EXERCISE: Search the material below for the word "的方程kx". Copy every line that has it.

MATERIAL TO PROCESS:
..............................
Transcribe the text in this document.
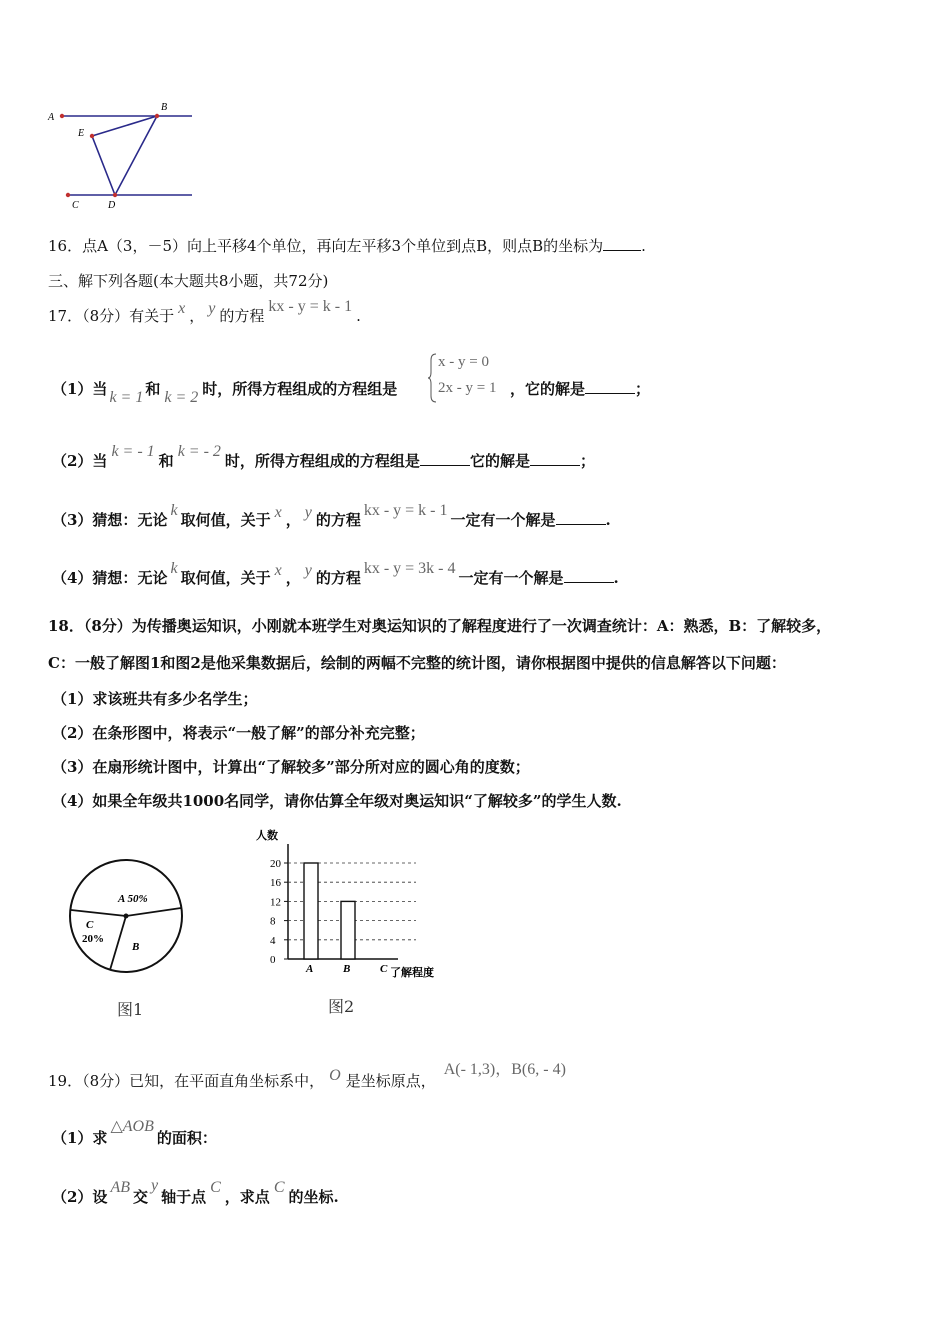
A
B
E
C	D
16．点A（3，－5）向上平移4个单位，再向左平移3个单位到点B，则点B的坐标为	.
三、解下列各题(本大题共8小题，共72分)
17．（8分）有关于 x ， y 的方程kx - y = k - 1.
（1）当 k = 1 和 k = 2 时，所得方程组成的方程组是
x - y = 0
2x - y = 1 ，它的解是	；
（2）当k = - 1和k = - 2时，所得方程组成的方程组是	它的解是	；
（3）猜想：无论k取何值，关于 x ， y 的方程kx - y = k - 1一定有一个解是	.
（4）猜想：无论k取何值，关于 x ， y 的方程kx - y = 3k - 4一定有一个解是	.
18．（8分）为传播奥运知识，小刚就本班学生对奥运知识的了解程度进行了一次调查统计：A：熟悉，B：了解较多，
C：一般了解图1和图2是他采集数据后，绘制的两幅不完整的统计图，请你根据图中提供的信息解答以下问题：
（1）求该班共有多少名学生；
（2）在条形图中，将表示“一般了解”的部分补充完整；
（3）在扇形统计图中，计算出“了解较多”部分所对应的圆心角的度数；
（4）如果全年级共1000名同学，请你估算全年级对奥运知识“了解较多”的学生人数.
A 50%
C
20%
B
图1
人数
了解程度
0
4
8
12
16
20
A	B	C
图2
19．（8分）已知，在平面直角坐标系中， O 是坐标原点，A(- 1,3)，B(6, - 4)
（1）求△AOB的面积：
（2）设AB交y轴于点C，求点C的坐标.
..............................
RESULT OF THIS TASK:
17．（8分）有关于 x ， y 的方程kx - y = k - 1.
（3）猜想：无论k取何值，关于 x ， y 的方程kx - y = k - 1一定有一个解是	.
（4）猜想：无论k取何值，关于 x ， y 的方程kx - y = 3k - 4一定有一个解是	.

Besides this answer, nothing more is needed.